Each line containing the word "name" must be collected.

# start of Dataset rows

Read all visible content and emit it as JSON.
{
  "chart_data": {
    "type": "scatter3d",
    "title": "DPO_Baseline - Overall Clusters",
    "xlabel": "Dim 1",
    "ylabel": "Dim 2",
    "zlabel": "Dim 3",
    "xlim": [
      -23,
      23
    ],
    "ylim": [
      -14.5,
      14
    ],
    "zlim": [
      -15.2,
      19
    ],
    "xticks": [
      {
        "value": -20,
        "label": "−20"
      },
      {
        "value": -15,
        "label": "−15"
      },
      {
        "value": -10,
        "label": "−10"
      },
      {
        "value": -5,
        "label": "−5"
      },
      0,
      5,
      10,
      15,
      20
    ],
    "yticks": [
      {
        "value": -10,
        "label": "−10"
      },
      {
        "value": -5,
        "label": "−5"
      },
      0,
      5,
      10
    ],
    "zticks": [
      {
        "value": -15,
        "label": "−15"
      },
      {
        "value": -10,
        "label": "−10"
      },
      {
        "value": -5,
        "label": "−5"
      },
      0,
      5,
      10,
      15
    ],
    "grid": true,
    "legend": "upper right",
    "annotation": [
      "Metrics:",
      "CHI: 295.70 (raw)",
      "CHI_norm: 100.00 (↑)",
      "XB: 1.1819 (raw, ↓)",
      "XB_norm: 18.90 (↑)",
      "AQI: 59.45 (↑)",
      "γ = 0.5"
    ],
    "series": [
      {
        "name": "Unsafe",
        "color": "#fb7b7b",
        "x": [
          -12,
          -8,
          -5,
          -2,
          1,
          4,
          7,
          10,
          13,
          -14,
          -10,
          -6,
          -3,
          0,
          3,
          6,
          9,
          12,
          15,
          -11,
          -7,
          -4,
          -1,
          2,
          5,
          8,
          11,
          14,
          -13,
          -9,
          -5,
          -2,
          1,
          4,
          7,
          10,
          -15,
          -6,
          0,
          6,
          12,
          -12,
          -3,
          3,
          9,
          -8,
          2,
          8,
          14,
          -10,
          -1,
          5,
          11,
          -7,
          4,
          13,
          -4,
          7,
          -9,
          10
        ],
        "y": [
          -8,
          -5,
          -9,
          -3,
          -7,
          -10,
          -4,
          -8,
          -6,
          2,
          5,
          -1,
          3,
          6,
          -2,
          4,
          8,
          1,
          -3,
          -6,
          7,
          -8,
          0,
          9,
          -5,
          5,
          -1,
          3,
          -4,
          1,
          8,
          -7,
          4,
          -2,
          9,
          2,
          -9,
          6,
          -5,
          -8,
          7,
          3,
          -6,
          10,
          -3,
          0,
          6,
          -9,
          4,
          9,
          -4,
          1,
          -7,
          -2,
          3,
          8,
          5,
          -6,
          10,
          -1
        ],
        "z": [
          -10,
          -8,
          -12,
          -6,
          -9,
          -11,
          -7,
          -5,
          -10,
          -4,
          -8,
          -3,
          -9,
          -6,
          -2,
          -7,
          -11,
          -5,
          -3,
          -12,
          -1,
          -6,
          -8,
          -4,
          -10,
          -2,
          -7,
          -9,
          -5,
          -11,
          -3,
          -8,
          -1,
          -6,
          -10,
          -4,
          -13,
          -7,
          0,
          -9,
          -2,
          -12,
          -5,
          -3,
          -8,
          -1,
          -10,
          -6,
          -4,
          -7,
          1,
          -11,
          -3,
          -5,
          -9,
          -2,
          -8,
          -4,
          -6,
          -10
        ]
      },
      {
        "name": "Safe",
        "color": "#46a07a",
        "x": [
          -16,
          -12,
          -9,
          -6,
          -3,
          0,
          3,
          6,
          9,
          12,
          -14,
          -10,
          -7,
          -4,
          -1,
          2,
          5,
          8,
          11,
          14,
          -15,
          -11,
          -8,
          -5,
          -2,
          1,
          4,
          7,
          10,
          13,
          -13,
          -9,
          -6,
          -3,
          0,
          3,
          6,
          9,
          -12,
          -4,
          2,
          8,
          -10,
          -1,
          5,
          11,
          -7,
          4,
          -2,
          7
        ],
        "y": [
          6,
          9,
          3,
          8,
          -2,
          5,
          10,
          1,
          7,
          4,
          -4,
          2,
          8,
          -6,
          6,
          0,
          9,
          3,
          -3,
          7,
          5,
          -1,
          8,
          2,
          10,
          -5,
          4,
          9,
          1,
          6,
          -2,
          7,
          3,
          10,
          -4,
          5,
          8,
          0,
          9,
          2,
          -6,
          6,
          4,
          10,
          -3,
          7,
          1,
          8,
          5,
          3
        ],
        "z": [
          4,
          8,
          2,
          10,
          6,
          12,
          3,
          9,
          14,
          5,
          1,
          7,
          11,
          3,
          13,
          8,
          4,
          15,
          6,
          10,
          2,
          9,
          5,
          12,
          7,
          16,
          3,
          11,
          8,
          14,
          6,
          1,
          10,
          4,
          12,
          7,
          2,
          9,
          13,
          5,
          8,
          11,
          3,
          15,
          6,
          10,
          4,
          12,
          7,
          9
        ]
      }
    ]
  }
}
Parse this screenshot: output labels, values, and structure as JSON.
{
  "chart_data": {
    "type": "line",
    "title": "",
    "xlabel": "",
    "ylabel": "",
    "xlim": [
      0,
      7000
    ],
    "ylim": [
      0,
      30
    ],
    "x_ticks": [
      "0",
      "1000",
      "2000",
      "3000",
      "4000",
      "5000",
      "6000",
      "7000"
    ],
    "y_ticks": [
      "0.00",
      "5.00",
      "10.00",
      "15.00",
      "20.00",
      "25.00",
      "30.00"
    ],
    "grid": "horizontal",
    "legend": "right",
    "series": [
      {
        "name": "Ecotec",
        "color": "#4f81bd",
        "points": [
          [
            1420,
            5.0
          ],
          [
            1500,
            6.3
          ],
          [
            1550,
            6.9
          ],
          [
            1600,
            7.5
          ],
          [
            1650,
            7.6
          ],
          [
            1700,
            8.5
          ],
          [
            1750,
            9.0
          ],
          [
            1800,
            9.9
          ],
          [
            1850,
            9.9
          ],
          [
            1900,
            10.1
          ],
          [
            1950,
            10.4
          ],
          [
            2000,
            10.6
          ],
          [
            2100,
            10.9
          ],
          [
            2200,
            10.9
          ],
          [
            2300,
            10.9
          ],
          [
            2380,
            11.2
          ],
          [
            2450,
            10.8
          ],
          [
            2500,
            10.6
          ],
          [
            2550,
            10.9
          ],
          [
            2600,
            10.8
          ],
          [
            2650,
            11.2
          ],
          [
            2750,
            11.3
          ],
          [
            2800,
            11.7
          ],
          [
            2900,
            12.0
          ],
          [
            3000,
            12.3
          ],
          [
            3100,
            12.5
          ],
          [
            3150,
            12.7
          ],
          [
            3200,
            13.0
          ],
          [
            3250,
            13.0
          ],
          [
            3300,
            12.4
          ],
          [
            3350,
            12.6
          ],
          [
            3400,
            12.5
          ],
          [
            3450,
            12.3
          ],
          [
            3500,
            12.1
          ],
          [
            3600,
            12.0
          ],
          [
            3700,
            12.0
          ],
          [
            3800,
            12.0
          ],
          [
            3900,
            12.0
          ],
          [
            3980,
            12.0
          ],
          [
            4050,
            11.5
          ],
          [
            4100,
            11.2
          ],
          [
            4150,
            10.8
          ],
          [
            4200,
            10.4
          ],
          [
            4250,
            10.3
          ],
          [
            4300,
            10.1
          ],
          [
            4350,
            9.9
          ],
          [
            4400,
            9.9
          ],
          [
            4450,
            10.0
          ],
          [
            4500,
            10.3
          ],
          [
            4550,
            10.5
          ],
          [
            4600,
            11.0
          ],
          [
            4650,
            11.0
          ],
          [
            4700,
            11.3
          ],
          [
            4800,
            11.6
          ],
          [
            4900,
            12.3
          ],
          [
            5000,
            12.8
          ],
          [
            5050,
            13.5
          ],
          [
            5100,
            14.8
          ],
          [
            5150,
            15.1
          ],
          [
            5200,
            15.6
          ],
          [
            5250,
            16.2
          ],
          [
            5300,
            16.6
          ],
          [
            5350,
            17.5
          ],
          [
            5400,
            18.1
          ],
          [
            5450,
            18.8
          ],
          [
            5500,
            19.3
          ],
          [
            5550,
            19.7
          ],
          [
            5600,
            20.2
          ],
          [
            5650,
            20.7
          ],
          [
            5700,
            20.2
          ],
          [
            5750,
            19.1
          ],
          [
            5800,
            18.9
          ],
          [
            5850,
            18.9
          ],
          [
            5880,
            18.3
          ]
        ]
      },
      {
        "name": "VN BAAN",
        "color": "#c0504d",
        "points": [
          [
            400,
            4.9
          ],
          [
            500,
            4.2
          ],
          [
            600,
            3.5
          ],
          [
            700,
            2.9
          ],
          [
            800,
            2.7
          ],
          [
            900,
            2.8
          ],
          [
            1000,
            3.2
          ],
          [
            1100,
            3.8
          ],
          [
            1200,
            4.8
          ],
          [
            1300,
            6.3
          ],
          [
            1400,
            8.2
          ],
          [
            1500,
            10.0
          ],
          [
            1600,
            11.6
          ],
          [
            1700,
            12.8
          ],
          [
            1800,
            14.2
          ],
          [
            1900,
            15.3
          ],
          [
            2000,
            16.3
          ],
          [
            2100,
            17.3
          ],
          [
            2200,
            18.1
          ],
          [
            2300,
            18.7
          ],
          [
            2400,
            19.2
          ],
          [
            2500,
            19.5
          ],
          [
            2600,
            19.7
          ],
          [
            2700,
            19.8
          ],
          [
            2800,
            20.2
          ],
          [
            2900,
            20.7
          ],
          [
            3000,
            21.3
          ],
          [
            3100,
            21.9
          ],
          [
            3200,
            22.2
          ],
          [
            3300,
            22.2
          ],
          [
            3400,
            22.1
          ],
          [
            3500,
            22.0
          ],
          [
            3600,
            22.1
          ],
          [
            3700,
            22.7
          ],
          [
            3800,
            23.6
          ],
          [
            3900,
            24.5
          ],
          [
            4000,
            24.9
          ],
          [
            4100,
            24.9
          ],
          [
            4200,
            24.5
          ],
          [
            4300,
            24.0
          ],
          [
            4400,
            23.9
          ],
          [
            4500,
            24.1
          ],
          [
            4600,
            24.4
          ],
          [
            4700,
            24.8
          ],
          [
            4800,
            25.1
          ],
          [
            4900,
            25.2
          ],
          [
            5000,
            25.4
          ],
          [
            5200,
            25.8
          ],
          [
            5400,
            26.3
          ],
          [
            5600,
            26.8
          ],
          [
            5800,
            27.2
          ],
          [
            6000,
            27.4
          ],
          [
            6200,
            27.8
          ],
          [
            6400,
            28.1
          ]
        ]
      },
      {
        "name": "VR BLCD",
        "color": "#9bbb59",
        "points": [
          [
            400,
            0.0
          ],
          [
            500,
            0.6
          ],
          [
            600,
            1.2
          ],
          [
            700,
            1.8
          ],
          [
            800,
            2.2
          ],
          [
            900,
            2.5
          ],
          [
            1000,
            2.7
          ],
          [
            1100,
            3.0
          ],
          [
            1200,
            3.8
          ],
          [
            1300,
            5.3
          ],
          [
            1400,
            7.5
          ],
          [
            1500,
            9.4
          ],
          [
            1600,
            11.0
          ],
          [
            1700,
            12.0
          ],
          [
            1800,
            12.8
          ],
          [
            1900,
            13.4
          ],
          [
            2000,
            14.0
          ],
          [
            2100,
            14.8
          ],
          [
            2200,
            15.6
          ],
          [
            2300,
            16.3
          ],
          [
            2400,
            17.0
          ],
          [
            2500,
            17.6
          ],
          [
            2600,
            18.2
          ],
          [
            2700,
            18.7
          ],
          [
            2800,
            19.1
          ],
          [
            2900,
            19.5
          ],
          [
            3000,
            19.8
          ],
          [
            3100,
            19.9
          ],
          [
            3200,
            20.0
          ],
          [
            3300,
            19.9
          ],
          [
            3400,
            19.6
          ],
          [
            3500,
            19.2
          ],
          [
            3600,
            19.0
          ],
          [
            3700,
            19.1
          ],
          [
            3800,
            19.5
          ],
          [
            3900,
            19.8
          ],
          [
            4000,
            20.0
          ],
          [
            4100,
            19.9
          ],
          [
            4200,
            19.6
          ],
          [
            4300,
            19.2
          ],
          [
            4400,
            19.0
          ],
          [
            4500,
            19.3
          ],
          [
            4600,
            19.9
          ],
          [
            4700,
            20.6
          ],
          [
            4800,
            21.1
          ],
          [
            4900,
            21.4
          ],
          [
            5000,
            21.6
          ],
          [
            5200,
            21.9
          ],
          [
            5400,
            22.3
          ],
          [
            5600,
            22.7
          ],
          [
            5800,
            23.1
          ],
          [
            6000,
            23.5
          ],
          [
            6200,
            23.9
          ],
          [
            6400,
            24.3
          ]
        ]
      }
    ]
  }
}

# end of Dataset rows

**Written response:**
        "name": "Unsafe",
        "name": "Safe",
        "name": "Ecotec",
        "name": "VN BAAN",
        "name": "VR BLCD",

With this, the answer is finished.